Directions =
Work out the number of lines containing "vivo". Answer with nothing but that number.

** start Dataset **

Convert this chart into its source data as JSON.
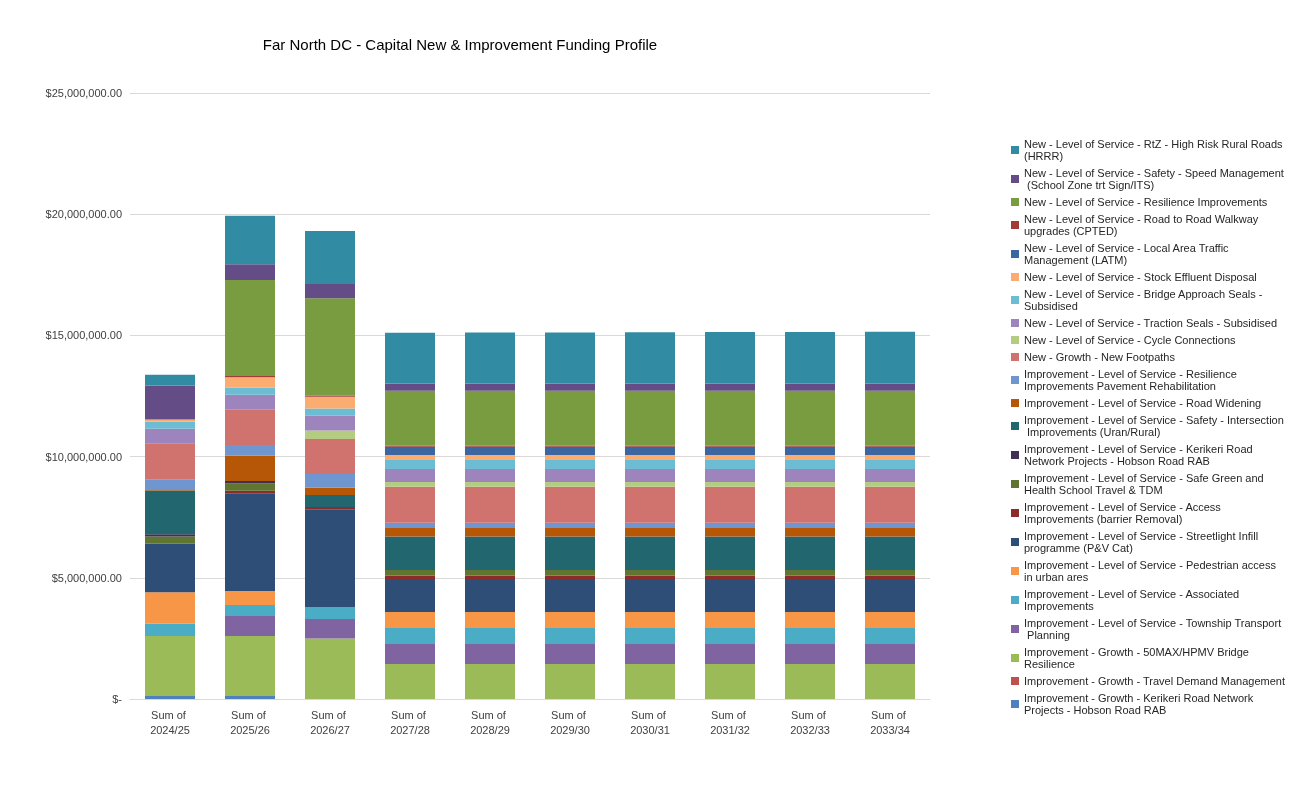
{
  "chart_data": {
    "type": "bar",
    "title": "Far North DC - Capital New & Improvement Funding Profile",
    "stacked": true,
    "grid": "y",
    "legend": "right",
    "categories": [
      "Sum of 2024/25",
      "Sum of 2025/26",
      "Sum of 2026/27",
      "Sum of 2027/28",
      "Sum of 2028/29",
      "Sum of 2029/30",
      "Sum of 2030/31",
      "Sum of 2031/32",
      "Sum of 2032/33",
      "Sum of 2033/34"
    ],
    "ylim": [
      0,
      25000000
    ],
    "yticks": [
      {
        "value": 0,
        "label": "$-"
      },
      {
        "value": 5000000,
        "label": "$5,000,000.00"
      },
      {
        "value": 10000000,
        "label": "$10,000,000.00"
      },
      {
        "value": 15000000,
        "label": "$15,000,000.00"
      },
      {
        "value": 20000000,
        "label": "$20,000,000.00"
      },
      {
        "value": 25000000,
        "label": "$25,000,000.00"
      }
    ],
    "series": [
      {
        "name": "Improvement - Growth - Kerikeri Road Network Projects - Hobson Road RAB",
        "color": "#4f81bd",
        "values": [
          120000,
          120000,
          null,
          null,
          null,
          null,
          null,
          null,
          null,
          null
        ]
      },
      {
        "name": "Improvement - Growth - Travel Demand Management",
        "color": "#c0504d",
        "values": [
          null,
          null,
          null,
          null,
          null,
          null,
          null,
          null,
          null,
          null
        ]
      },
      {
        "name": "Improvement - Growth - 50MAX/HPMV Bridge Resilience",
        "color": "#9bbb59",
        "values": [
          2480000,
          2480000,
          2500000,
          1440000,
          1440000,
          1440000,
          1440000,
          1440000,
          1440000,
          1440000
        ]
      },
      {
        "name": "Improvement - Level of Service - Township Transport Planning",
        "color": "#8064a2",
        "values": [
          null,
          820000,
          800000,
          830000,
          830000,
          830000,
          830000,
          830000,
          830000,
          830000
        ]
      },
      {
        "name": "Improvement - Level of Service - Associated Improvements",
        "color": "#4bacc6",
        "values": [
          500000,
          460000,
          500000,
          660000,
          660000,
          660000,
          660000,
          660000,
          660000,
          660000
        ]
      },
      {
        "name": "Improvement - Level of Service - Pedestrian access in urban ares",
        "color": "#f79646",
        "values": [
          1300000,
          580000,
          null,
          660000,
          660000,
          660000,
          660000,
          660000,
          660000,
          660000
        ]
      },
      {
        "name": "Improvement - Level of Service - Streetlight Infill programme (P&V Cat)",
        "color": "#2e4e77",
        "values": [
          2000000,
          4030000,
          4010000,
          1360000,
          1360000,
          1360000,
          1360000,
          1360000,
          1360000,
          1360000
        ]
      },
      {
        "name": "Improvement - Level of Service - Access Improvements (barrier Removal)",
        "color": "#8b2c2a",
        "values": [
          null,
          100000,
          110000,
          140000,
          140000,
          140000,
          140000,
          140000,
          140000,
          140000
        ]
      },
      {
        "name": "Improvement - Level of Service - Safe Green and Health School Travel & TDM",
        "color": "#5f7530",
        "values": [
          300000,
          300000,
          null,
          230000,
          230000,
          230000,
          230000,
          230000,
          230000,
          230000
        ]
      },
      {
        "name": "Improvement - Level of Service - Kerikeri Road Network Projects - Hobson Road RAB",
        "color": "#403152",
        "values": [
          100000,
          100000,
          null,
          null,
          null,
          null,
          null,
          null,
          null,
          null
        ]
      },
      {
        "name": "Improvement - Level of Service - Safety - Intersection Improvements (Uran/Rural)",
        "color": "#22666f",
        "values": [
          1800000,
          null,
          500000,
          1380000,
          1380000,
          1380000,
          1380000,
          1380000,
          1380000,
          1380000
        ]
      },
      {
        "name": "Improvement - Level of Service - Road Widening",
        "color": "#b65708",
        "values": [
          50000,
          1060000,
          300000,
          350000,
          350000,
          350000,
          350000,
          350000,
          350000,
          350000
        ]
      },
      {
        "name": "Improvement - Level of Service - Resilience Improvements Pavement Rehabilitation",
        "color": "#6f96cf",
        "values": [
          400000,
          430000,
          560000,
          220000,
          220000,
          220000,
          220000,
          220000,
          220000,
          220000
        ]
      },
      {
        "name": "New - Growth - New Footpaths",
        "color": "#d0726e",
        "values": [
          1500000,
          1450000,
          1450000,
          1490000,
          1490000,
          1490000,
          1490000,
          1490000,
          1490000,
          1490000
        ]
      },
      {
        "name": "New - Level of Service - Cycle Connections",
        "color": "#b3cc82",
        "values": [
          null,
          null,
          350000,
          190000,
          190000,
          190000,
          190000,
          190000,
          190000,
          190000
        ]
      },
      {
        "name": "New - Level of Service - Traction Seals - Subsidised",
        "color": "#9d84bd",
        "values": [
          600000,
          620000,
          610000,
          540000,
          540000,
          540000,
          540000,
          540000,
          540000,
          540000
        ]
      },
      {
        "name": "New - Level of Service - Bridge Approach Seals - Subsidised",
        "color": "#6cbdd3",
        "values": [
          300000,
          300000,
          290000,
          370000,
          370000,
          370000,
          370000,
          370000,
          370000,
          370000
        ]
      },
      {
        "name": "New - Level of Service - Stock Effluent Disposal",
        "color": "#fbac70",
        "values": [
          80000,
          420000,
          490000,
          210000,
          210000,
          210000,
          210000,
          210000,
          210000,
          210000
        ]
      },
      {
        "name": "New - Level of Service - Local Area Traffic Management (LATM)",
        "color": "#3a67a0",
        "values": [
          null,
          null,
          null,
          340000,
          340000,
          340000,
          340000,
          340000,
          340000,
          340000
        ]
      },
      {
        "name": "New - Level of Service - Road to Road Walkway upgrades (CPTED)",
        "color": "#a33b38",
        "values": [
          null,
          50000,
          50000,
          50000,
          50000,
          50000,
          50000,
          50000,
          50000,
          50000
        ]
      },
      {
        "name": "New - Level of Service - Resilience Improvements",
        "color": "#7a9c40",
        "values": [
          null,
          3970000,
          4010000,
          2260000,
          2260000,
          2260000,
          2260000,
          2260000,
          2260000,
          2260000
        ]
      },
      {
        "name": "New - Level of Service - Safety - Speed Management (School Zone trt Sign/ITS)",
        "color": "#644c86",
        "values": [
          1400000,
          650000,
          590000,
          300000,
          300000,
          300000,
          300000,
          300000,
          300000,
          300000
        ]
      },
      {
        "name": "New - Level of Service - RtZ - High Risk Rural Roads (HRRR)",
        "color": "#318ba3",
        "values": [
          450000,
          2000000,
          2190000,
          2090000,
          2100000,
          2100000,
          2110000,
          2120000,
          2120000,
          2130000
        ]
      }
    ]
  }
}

** end Dataset **
** start Dataset **

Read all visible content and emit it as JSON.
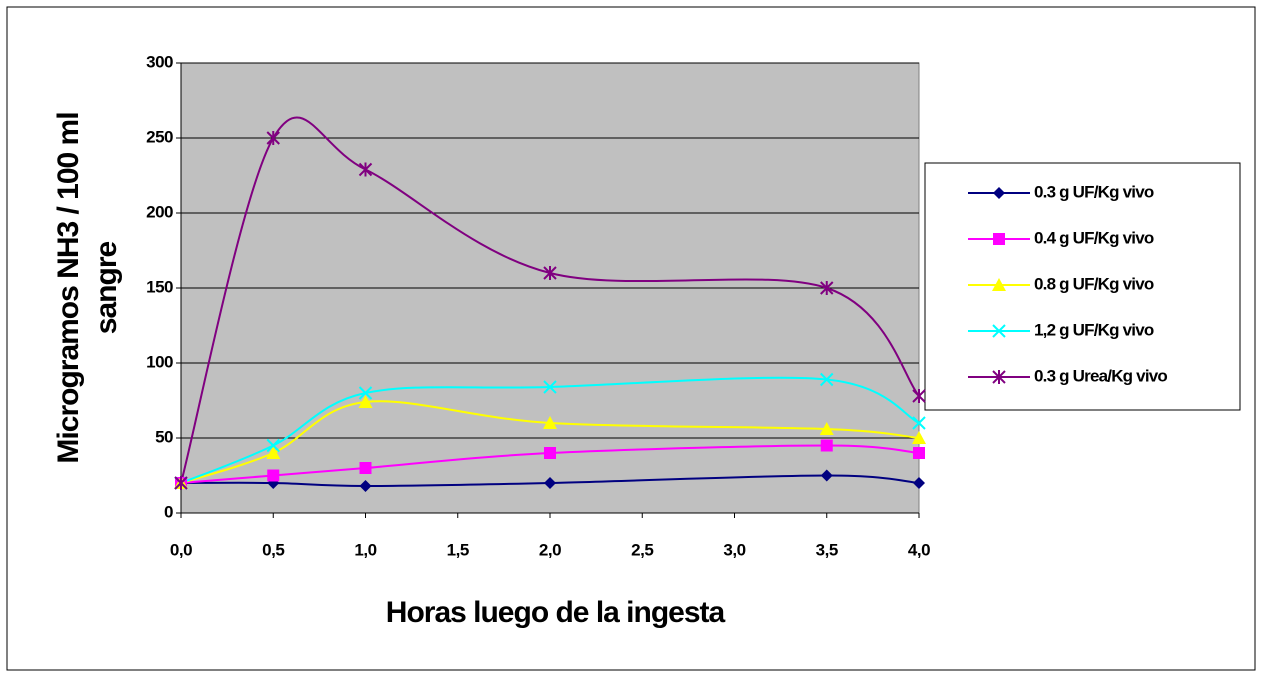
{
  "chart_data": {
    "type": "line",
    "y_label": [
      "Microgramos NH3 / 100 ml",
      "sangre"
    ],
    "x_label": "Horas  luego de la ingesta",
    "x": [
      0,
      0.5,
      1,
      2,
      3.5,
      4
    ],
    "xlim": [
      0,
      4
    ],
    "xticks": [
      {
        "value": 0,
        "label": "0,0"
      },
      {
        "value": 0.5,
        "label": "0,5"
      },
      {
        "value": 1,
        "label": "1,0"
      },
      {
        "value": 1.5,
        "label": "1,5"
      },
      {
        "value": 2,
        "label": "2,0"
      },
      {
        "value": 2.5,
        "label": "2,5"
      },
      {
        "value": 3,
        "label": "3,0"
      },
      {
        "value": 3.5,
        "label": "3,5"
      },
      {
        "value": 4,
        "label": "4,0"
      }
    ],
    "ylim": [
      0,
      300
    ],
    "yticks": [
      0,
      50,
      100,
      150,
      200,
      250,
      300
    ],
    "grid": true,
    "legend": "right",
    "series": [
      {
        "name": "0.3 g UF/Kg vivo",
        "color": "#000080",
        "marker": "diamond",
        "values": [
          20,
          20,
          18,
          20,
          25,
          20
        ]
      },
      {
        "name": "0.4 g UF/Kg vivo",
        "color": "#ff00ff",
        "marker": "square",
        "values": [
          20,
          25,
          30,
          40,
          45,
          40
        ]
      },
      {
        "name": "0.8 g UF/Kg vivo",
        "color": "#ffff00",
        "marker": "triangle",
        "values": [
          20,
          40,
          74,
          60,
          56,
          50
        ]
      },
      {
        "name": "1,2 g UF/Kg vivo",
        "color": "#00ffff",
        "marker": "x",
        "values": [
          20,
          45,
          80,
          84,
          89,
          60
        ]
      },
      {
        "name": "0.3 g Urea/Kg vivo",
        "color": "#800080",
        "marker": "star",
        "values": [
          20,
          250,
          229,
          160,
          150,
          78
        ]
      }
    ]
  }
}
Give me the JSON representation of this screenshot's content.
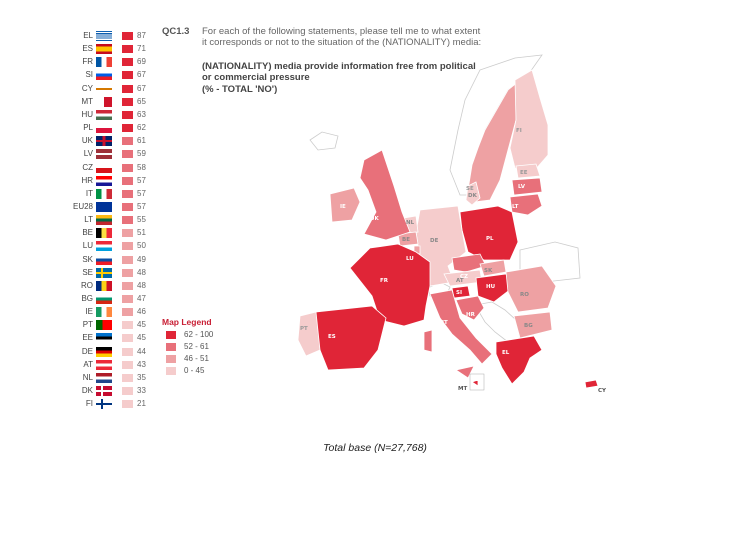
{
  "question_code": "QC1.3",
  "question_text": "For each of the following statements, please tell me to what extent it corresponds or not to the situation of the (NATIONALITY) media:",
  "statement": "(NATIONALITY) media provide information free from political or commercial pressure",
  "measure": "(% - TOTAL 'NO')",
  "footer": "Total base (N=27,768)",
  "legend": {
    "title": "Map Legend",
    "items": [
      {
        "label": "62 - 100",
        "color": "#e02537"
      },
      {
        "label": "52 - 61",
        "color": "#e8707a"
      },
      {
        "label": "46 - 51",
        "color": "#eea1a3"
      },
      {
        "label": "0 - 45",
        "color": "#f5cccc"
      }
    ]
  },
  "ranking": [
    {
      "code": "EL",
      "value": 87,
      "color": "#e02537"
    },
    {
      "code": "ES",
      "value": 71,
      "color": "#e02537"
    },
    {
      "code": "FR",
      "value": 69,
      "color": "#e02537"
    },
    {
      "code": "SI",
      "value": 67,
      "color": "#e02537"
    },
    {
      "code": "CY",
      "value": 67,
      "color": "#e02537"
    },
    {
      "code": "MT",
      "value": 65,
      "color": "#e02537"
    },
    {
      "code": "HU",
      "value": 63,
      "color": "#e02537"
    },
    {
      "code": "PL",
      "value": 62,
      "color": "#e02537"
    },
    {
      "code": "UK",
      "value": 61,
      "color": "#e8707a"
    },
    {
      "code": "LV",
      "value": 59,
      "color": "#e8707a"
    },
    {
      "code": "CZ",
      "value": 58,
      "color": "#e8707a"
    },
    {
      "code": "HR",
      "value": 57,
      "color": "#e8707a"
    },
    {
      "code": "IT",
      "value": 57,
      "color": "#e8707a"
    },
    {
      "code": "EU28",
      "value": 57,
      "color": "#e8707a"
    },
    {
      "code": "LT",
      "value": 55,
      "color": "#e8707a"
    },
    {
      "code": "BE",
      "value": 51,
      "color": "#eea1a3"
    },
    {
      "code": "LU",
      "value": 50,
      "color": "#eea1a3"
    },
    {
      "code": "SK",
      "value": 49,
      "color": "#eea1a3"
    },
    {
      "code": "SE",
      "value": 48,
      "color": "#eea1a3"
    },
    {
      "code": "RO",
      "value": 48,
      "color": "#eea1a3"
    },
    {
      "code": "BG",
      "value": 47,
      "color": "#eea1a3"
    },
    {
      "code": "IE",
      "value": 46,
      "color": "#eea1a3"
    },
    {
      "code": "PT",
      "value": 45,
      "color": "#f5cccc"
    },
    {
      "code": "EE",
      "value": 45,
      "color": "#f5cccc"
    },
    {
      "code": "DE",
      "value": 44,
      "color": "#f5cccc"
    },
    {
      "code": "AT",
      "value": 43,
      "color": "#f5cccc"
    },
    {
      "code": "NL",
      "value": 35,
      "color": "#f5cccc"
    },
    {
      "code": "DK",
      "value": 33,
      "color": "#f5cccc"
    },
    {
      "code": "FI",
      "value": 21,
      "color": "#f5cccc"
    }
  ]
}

** end Dataset **

Task result =
5